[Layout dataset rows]
•••

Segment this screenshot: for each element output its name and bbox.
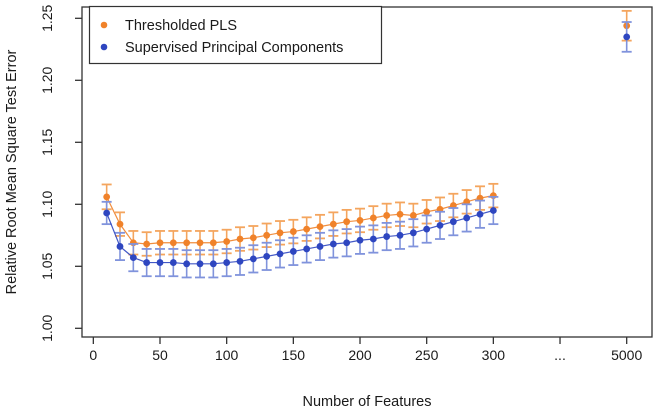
- legend-marker: [100, 21, 108, 29]
- data-point: [209, 239, 217, 247]
- data-point: [103, 209, 111, 217]
- data-point: [169, 239, 177, 247]
- data-point: [356, 236, 364, 244]
- data-point: [396, 231, 404, 239]
- data-point: [343, 239, 351, 247]
- data-point: [196, 239, 204, 247]
- data-point: [303, 225, 311, 233]
- data-point: [143, 240, 151, 248]
- data-point: [263, 252, 271, 260]
- data-point: [103, 193, 111, 201]
- x-tick-label: 300: [482, 347, 506, 363]
- data-point: [276, 229, 284, 237]
- data-point: [329, 240, 337, 248]
- data-point: [436, 221, 444, 229]
- data-point: [169, 259, 177, 266]
- y-tick-label: 1.25: [39, 4, 55, 31]
- data-point: [489, 207, 497, 214]
- data-point: [156, 259, 164, 266]
- series-line: [106, 209, 494, 265]
- data-point: [156, 239, 164, 247]
- x-tick-label: 100: [215, 347, 239, 363]
- data-point: [463, 214, 471, 222]
- data-point: [476, 210, 484, 218]
- data-point: [369, 235, 377, 243]
- data-point: [196, 260, 204, 268]
- x-tick-label: ...: [554, 347, 566, 363]
- plot-area: 0 50 100 150 200 250 300... 5000 1.00 1.05 1.10 1.1…: [39, 4, 653, 363]
- data-point: [343, 218, 351, 226]
- data-point: [129, 254, 137, 262]
- x-tick-label: 5000: [611, 347, 642, 363]
- legend: Thresholded PLS Supervised Principal Comp…: [88, 5, 383, 65]
- data-point: [423, 225, 431, 233]
- legend-box: [88, 5, 383, 65]
- data-point: [303, 245, 311, 253]
- data-point: [249, 234, 257, 242]
- data-point: [409, 212, 417, 219]
- y-tick-label: 1.00: [39, 314, 55, 341]
- data-point: [623, 33, 631, 41]
- data-point: [369, 214, 377, 222]
- x-tick-label: 150: [282, 347, 306, 363]
- data-point: [316, 243, 324, 250]
- x-axis-title: Number of Features: [303, 394, 432, 410]
- x-tick-label: 50: [152, 347, 168, 363]
- legend-marker: [100, 43, 108, 51]
- data-point: [289, 248, 297, 255]
- y-axis-title: Relative Root Mean Square Test Error: [4, 49, 20, 294]
- data-point: [116, 243, 124, 250]
- data-point: [183, 239, 191, 247]
- data-point: [423, 208, 431, 216]
- series-supervised-principal-components: [101, 21, 632, 279]
- data-point: [143, 259, 151, 266]
- data-point: [116, 220, 124, 228]
- series-thresholded-pls: [101, 9, 632, 257]
- x-tick-label: 200: [348, 347, 372, 363]
- data-point: [329, 220, 337, 228]
- legend-label: Supervised Principal Components: [125, 40, 343, 56]
- legend-label: Thresholded PLS: [125, 18, 237, 34]
- data-point: [356, 217, 364, 224]
- data-point: [409, 229, 417, 237]
- y-tick-label: 1.05: [39, 252, 55, 279]
- data-point: [289, 228, 297, 235]
- data-point: [383, 233, 391, 240]
- data-point: [209, 260, 217, 268]
- data-point: [263, 231, 271, 239]
- data-point: [236, 257, 244, 265]
- data-point: [223, 238, 231, 245]
- x-tick-label: 250: [415, 347, 439, 363]
- data-point: [249, 255, 257, 263]
- data-point: [276, 250, 284, 258]
- data-point: [183, 260, 191, 268]
- x-tick-label: 0: [89, 347, 97, 363]
- y-tick-label: 1.20: [39, 66, 55, 93]
- data-point: [223, 259, 231, 266]
- data-point: [316, 223, 324, 231]
- y-tick-label: 1.10: [39, 190, 55, 217]
- data-point: [396, 210, 404, 218]
- y-tick-label: 1.15: [39, 128, 55, 155]
- data-point: [236, 235, 244, 243]
- data-point: [449, 218, 457, 226]
- series-line: [106, 195, 494, 245]
- data-point: [383, 212, 391, 219]
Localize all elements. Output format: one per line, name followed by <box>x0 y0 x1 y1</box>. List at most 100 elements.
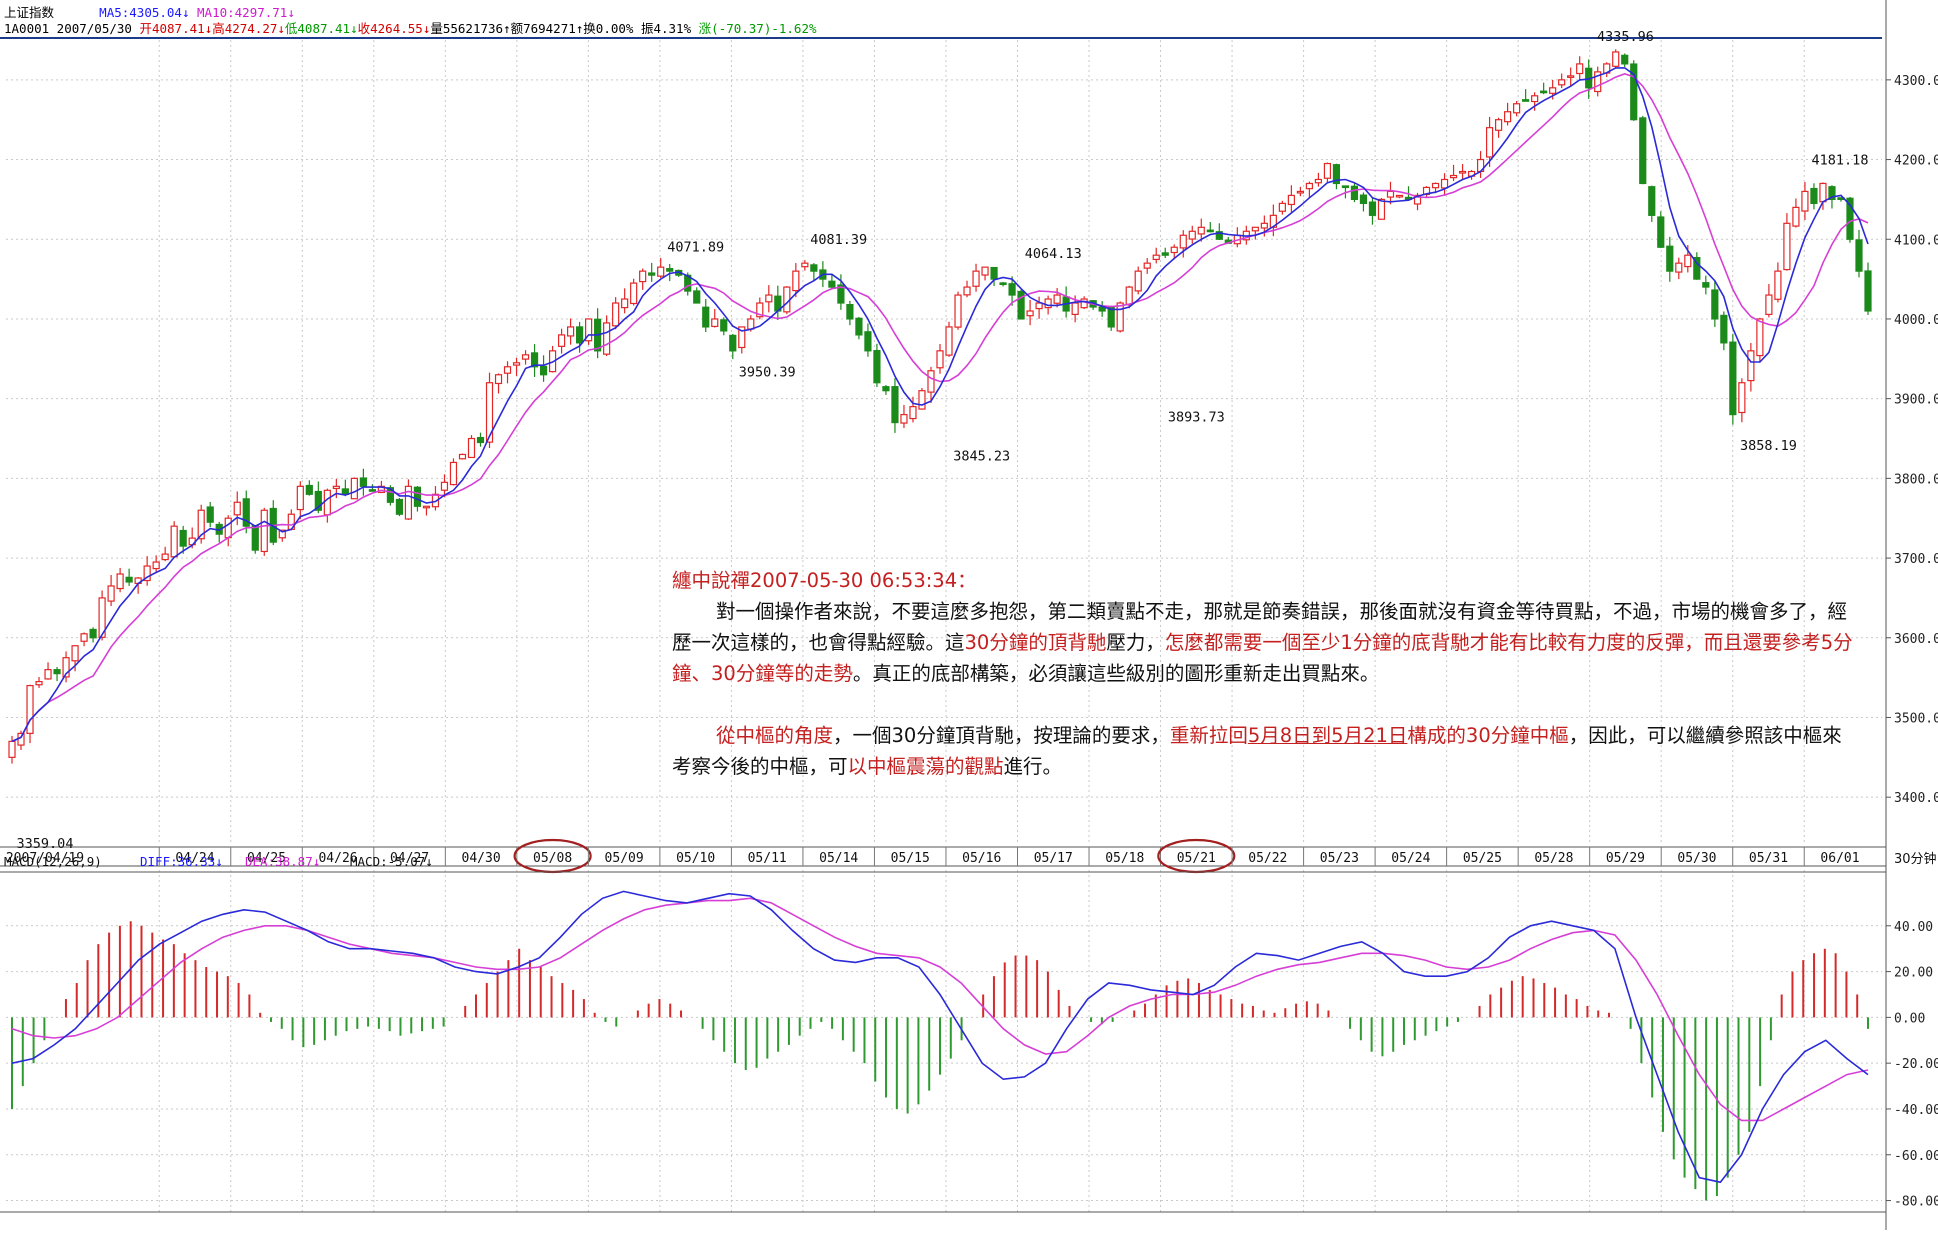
candle-body <box>603 322 611 355</box>
extreme-label: 4064.13 <box>1025 246 1082 262</box>
ma10-line <box>11 73 1869 743</box>
candle-body <box>747 318 755 330</box>
candle-body <box>1504 111 1512 123</box>
candle-body <box>585 318 593 342</box>
price-tick-label: 3700.0 <box>1894 552 1938 567</box>
date-label: 2007/04/19 <box>6 851 84 866</box>
candle-body <box>161 553 169 561</box>
price-tick-label: 3800.0 <box>1894 472 1938 487</box>
macd-series-label: DIFF:36.33↓ <box>140 854 223 869</box>
price-tick-label: 3600.0 <box>1894 632 1938 647</box>
annotation-paragraph-2: 從中樞的角度，一個30分鐘頂背馳，按理論的要求，重新拉回5月8日到5月21日構成… <box>672 720 1857 782</box>
candle-body <box>539 365 548 376</box>
candle-body <box>98 597 106 638</box>
candle-body <box>17 732 25 746</box>
p2-text-d: 5月8日到5月21日 <box>1247 724 1408 747</box>
candle-body <box>89 628 97 639</box>
ma-lines <box>11 67 1869 743</box>
candle-body <box>1071 302 1079 316</box>
candle-body <box>26 684 34 734</box>
candle-body <box>260 509 268 553</box>
dea-line <box>11 897 1869 1122</box>
p2-text-f: ，因此，可以繼續參照該中樞來考察今後的中樞，可 <box>672 724 1842 778</box>
candle-body <box>729 334 737 352</box>
candle-body <box>1567 75 1575 78</box>
macd-tick-label: 20.00 <box>1894 966 1933 981</box>
candle-body <box>1594 71 1602 93</box>
candle-body <box>1558 79 1566 86</box>
candle-body <box>143 565 151 582</box>
p2-text-c: 重新拉回 <box>1169 724 1248 747</box>
date-label: 05/22 <box>1248 851 1287 866</box>
candle-body <box>1855 239 1863 272</box>
candle-body <box>792 270 800 292</box>
candle-body <box>981 266 989 276</box>
candle-body <box>485 382 494 443</box>
p1-text-e: 。真正的底部構築，必須讓這些級別的圖形重新走出買點來。 <box>852 662 1380 685</box>
p2-text-a: 從中樞的角度 <box>716 724 834 747</box>
candle-body <box>1305 182 1313 190</box>
macd-tick-label: -80.00 <box>1894 1195 1938 1210</box>
candle-body <box>1251 226 1259 232</box>
candle-body <box>1675 262 1683 273</box>
candle-body <box>1828 186 1836 201</box>
header-row-2: 1A0001 2007/05/30 开4087.41↓高4274.27↓低408… <box>4 18 817 37</box>
candle-body <box>1143 262 1151 269</box>
candle-body <box>972 270 980 287</box>
candle-body <box>152 561 160 570</box>
p1-text-a: 對一個操作者來說，不要這麼多抱怨，第二類賣點不走，那就是節奏錯誤，那後面就沒有資… <box>672 600 1848 654</box>
p2-text-g: 以中樞震蕩的觀點 <box>847 755 1004 778</box>
date-label: 05/11 <box>748 851 787 866</box>
candle-body <box>666 268 674 272</box>
date-label: 05/28 <box>1534 851 1573 866</box>
date-label: 05/29 <box>1606 851 1645 866</box>
price-tick-label: 4200.0 <box>1894 154 1938 169</box>
candle-body <box>512 362 521 366</box>
change-value: 涨(-70.37)-1.62% <box>698 21 817 36</box>
candle-body <box>197 509 205 540</box>
candle-body <box>837 284 845 304</box>
candle-body <box>440 481 449 491</box>
candle-body <box>1458 170 1467 174</box>
candle-body <box>332 485 340 490</box>
candle-body <box>521 354 530 360</box>
candle-body <box>1314 178 1323 184</box>
candle-body <box>1774 270 1782 300</box>
annotation-text-block: 纏中說禪2007-05-30 06:53:34： 對一個操作者來說，不要這麼多抱… <box>672 565 1857 782</box>
candle-body <box>1431 182 1440 189</box>
candle-body <box>1332 164 1341 185</box>
extreme-label: 4081.39 <box>810 232 867 248</box>
candle-body <box>1792 206 1800 227</box>
candle-body <box>296 485 304 511</box>
candle-body <box>909 406 917 420</box>
candle-body <box>1801 190 1809 212</box>
candle-body <box>801 262 809 268</box>
candle-body <box>765 294 773 303</box>
date-label: 05/23 <box>1320 851 1359 866</box>
p1-text-d: 怎麼都需要一個至少1分鐘的底背馳才能有比較有力度的反彈，而且還要參考5分鐘、30… <box>672 631 1853 685</box>
candle-body <box>1756 318 1764 357</box>
candle-body <box>702 306 710 328</box>
candle-body <box>1116 302 1124 332</box>
candle-body <box>621 298 629 309</box>
extreme-label: 4335.96 <box>1597 29 1654 45</box>
date-label: 05/24 <box>1391 851 1430 866</box>
candle-body <box>1684 254 1692 268</box>
extreme-label: 3893.73 <box>1168 410 1225 426</box>
date-label: 05/16 <box>962 851 1001 866</box>
candle-body <box>1549 87 1557 94</box>
candle-body <box>8 740 16 758</box>
candle-body <box>1368 201 1377 216</box>
candle-body <box>413 486 422 507</box>
candle-body <box>116 573 124 590</box>
p2-text-e: 構成的30分鐘中樞 <box>1407 724 1569 747</box>
candle-body <box>1440 178 1449 189</box>
amount-value: 额7694271↑ <box>510 21 584 36</box>
price-labels: 3359.04 4071.89 3950.39 4081.39 3845.23 4064.… <box>17 29 1869 852</box>
macd-series-label: MACD:-5.07↓ <box>350 854 433 869</box>
price-tick-label: 3400.0 <box>1894 791 1938 806</box>
candle-body <box>530 352 539 368</box>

•••

Task objective:
Starting at the line containing "candle-body <box>603 322 611 355</box>" and ending with the line containing "p2-text-d: 5月8日到5月21日 <box>1247", edit the rows by changing "price-tick-label" to "axis-tick-label" and leaving everything else the same. Give back only those lines.

Output of the task:
candle-body <box>603 322 611 355</box>
extreme-label: 4064.13 <box>1025 246 1082 262</box>
ma10-line <box>11 73 1869 743</box>
candle-body <box>747 318 755 330</box>
candle-body <box>1504 111 1512 123</box>
candle-body <box>585 318 593 342</box>
axis-tick-label: 3700.0 <box>1894 552 1938 567</box>
date-label: 2007/04/19 <box>6 851 84 866</box>
candle-body <box>161 553 169 561</box>
axis-tick-label: 3800.0 <box>1894 472 1938 487</box>
macd-series-label: DIFF:36.33↓ <box>140 854 223 869</box>
axis-tick-label: 3600.0 <box>1894 632 1938 647</box>
annotation-paragraph-2: 從中樞的角度，一個30分鐘頂背馳，按理論的要求，重新拉回5月8日到5月21日構成… <box>672 720 1857 782</box>
candle-body <box>539 365 548 376</box>
candle-body <box>98 597 106 638</box>
candle-body <box>17 732 25 746</box>
p2-text-d: 5月8日到5月21日 <box>1247 724 1408 747</box>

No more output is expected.